PROBLEM DESCRIPTION — In the Carafate forum thread, turn the paragraph beginning "I was on protonix and liquid antacids" into a short bulleted list that keeps its main facts.

SOURCE TEXT —

════════════════

# question about carafate



## sherri (Sep 7, 2004)

I hate to ask this question but I just started taking Carafate and over the last day or two I have noticed that my bowel movements are really green like seaweed or something. Does anyone know if the medicine could be causeing this?


----------



## Sweetpea80 (Feb 17, 2014)

Hello Sherri, 
I've been on the liquid and the pills and I've never seen that.


----------



## Sweetpea80 (Feb 17, 2014)

Are you eating any leafy greens. I've never had that happen on Carafate but everyone is different.


----------



## sherri (Sep 7, 2004)

No I really haven't been eating anything green that I can think of. Actually I have been really having to watch what I eat here lately and am not even eating a lot at all.

Kind of afraid to. I am also on protonix 40mg twice a day and they gave me a gi cocktail at the er last Friday. wonder if either of these could do it?


----------



## Sweetpea80 (Feb 17, 2014)

I been in protonix and the GI cocktail and I never had that happen. I have no clue what could be the cause.


----------



## Guest (Dec 3, 2014)

I was on protonix and liquid antacids.My stool was green and verysoft to watery. I was told it was from the meds going thru my system to fast, some kind of dumping syndrome. Maybe carafate does the same thing.


----------

════════════════

STUDY MATERIAL —

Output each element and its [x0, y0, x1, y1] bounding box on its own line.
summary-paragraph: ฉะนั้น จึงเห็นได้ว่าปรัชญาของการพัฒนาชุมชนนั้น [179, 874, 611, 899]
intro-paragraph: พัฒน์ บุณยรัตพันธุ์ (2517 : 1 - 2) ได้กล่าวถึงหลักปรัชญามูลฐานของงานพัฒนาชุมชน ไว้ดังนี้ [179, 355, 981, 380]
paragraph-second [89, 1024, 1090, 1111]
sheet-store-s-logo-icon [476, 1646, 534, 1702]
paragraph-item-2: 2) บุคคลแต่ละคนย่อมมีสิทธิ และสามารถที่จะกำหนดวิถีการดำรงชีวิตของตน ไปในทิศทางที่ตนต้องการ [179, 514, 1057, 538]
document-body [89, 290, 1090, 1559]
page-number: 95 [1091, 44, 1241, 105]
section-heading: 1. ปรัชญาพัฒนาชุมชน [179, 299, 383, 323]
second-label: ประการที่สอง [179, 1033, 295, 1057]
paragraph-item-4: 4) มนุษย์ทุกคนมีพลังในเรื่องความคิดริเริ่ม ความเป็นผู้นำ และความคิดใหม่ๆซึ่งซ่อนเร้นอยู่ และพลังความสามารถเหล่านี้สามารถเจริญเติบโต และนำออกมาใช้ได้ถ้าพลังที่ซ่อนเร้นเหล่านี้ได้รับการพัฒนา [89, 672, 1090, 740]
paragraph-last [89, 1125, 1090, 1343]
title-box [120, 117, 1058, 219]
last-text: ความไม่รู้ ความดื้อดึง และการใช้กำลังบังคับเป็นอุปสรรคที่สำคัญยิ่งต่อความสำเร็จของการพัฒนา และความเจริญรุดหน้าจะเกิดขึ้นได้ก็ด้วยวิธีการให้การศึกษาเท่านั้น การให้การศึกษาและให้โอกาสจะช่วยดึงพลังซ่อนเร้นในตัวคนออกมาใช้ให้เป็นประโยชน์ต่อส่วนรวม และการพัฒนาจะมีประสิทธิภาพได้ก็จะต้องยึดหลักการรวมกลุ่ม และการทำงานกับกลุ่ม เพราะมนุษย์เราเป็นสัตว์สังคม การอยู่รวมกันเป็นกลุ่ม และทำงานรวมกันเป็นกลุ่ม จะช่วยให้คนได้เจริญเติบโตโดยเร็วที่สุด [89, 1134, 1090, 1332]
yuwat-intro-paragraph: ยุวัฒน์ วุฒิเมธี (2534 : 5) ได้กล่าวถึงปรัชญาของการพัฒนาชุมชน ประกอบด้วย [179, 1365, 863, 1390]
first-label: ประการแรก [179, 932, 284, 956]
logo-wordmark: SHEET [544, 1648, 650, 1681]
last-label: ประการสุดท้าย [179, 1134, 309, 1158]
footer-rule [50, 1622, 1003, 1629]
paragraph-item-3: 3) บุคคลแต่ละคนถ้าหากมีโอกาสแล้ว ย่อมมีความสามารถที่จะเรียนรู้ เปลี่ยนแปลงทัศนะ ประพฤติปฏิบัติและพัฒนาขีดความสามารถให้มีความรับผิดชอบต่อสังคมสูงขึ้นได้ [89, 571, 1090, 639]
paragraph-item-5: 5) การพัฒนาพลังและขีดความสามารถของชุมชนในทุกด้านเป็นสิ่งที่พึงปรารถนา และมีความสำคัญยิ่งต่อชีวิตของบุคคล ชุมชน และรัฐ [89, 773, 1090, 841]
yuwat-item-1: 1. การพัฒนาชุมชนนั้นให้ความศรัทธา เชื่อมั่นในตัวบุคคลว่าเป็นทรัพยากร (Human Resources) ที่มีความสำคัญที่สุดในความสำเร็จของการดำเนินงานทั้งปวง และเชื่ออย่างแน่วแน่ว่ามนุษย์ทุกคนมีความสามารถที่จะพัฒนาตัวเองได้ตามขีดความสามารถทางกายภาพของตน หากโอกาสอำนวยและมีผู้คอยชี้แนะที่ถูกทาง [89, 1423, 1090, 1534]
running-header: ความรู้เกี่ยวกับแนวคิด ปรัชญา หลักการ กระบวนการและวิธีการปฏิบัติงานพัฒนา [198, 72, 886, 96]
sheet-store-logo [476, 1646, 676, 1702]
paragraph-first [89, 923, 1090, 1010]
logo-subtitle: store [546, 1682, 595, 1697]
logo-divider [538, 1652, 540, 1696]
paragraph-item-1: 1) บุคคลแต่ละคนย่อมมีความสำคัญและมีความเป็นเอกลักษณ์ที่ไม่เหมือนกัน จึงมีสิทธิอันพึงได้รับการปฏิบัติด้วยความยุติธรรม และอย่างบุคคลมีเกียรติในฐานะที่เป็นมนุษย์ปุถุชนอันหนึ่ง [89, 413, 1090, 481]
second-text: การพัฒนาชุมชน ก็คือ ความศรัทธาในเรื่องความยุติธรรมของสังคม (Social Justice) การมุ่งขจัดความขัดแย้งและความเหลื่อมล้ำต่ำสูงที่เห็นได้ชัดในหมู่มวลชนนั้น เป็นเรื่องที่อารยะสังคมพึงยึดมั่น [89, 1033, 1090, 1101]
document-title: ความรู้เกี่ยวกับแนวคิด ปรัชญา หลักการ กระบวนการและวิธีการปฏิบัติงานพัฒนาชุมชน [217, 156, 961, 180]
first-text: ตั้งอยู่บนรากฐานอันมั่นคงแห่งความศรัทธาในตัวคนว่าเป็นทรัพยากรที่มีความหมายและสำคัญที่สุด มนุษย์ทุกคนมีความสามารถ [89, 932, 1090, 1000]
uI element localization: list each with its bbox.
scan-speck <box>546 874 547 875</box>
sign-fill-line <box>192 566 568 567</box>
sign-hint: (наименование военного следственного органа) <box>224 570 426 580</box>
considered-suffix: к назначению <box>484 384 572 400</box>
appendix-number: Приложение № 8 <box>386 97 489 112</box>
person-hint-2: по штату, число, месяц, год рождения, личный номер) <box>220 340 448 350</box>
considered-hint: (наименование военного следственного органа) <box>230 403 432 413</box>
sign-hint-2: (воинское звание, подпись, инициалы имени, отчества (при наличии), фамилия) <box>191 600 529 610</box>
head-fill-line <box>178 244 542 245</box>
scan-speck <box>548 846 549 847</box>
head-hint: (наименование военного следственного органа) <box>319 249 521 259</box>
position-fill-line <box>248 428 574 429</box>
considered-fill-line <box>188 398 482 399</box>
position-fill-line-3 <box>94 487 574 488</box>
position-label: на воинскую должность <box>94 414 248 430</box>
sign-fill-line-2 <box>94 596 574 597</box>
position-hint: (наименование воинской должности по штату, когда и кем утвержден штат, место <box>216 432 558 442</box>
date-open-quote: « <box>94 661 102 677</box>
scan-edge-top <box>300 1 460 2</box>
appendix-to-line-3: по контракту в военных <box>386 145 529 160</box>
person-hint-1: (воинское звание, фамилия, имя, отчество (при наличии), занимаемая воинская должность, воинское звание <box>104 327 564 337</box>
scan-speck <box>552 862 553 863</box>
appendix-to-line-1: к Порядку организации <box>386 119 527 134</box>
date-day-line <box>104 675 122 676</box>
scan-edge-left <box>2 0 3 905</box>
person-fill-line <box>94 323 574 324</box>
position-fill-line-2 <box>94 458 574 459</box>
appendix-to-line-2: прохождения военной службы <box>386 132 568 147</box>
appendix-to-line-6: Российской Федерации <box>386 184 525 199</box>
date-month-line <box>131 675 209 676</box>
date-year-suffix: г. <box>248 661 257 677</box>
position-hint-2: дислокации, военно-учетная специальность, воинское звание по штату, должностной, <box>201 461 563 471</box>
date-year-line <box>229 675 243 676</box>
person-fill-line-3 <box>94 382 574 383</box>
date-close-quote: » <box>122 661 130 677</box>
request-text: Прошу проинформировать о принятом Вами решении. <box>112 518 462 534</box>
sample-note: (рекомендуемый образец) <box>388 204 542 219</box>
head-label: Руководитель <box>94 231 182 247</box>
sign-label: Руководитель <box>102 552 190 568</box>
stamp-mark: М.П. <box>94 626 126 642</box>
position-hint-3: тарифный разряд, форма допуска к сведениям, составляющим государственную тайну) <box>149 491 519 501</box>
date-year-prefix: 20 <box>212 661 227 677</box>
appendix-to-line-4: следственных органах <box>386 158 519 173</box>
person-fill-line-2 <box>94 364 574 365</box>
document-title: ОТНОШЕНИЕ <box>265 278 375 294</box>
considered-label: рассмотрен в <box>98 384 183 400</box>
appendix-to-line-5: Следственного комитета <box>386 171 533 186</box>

════════════════

REPLY TO THE EXERCISE —
- Was taking Protonix and liquid antacids.
- Stool was green and very soft to watery.
- Was told the cause was the medications passing through the system too fast, a kind of dumping syndrome.
- Suggests Carafate may do the same thing.